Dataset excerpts

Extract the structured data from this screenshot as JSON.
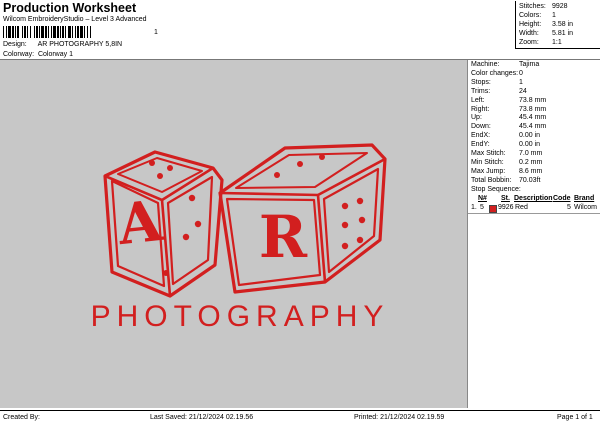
{
  "header": {
    "title": "Production Worksheet",
    "subtitle": "Wilcom EmbroideryStudio – Level 3 Advanced",
    "barcode_suffix": "1",
    "design_label": "Design:",
    "design_value": "AR PHOTOGRAPHY 5,8IN",
    "colorway_label": "Colorway:",
    "colorway_value": "Colorway 1"
  },
  "stats": [
    {
      "label": "Stitches:",
      "value": "9928"
    },
    {
      "label": "Colors:",
      "value": "1"
    },
    {
      "label": "Height:",
      "value": "3.58 in"
    },
    {
      "label": "Width:",
      "value": "5.81 in"
    },
    {
      "label": "Zoom:",
      "value": "1:1"
    }
  ],
  "machine_info": [
    {
      "label": "Machine:",
      "value": "Tajima"
    },
    {
      "label": "Color changes:",
      "value": "0"
    },
    {
      "label": "Stops:",
      "value": "1"
    },
    {
      "label": "Trims:",
      "value": "24"
    },
    {
      "label": "Left:",
      "value": "73.8 mm"
    },
    {
      "label": "Right:",
      "value": "73.8 mm"
    },
    {
      "label": "Up:",
      "value": "45.4 mm"
    },
    {
      "label": "Down:",
      "value": "45.4 mm"
    },
    {
      "label": "EndX:",
      "value": "0.00 in"
    },
    {
      "label": "EndY:",
      "value": "0.00 in"
    },
    {
      "label": "Max Stitch:",
      "value": "7.0 mm"
    },
    {
      "label": "Min Stitch:",
      "value": "0.2 mm"
    },
    {
      "label": "Max Jump:",
      "value": "8.6 mm"
    },
    {
      "label": "Total Bobbin:",
      "value": "70.03ft"
    }
  ],
  "stop_sequence": {
    "title": "Stop Sequence:",
    "columns": [
      "N#",
      "St.",
      "Description",
      "Code",
      "Brand"
    ],
    "rows": [
      {
        "index": "1.",
        "n": "5",
        "st": "9926",
        "description": "Red",
        "code": "5",
        "brand": "Wilcom",
        "color": "#d21f1f"
      }
    ]
  },
  "design_text": {
    "die_left_letter": "A",
    "die_right_letter": "R",
    "word": "PHOTOGRAPHY"
  },
  "colors": {
    "thread": "#d21f1f",
    "background": "#c7c7c7"
  },
  "footer": {
    "created_by": "Created By:",
    "last_saved": "Last Saved: 21/12/2024 02.19.56",
    "printed": "Printed: 21/12/2024 02.19.59",
    "page": "Page 1 of 1"
  }
}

**Aim of the exercise:** Copy out all the data without changing anything, and drop the pictures.

**Solved exercise:**
Extract the structured data from this screenshot as JSON.
{
  "header": {
    "title": "Production Worksheet",
    "subtitle": "Wilcom EmbroideryStudio – Level 3 Advanced",
    "barcode_suffix": "1",
    "design_label": "Design:",
    "design_value": "AR PHOTOGRAPHY 5,8IN",
    "colorway_label": "Colorway:",
    "colorway_value": "Colorway 1"
  },
  "stats": [
    {
      "label": "Stitches:",
      "value": "9928"
    },
    {
      "label": "Colors:",
      "value": "1"
    },
    {
      "label": "Height:",
      "value": "3.58 in"
    },
    {
      "label": "Width:",
      "value": "5.81 in"
    },
    {
      "label": "Zoom:",
      "value": "1:1"
    }
  ],
  "machine_info": [
    {
      "label": "Machine:",
      "value": "Tajima"
    },
    {
      "label": "Color changes:",
      "value": "0"
    },
    {
      "label": "Stops:",
      "value": "1"
    },
    {
      "label": "Trims:",
      "value": "24"
    },
    {
      "label": "Left:",
      "value": "73.8 mm"
    },
    {
      "label": "Right:",
      "value": "73.8 mm"
    },
    {
      "label": "Up:",
      "value": "45.4 mm"
    },
    {
      "label": "Down:",
      "value": "45.4 mm"
    },
    {
      "label": "EndX:",
      "value": "0.00 in"
    },
    {
      "label": "EndY:",
      "value": "0.00 in"
    },
    {
      "label": "Max Stitch:",
      "value": "7.0 mm"
    },
    {
      "label": "Min Stitch:",
      "value": "0.2 mm"
    },
    {
      "label": "Max Jump:",
      "value": "8.6 mm"
    },
    {
      "label": "Total Bobbin:",
      "value": "70.03ft"
    }
  ],
  "stop_sequence": {
    "title": "Stop Sequence:",
    "columns": [
      "N#",
      "St.",
      "Description",
      "Code",
      "Brand"
    ],
    "rows": [
      {
        "index": "1.",
        "n": "5",
        "st": "9926",
        "description": "Red",
        "code": "5",
        "brand": "Wilcom",
        "color": "#d21f1f"
      }
    ]
  },
  "design_text": {
    "die_left_letter": "A",
    "die_right_letter": "R",
    "word": "PHOTOGRAPHY"
  },
  "colors": {
    "thread": "#d21f1f",
    "background": "#c7c7c7"
  },
  "footer": {
    "created_by": "Created By:",
    "last_saved": "Last Saved: 21/12/2024 02.19.56",
    "printed": "Printed: 21/12/2024 02.19.59",
    "page": "Page 1 of 1"
  }
}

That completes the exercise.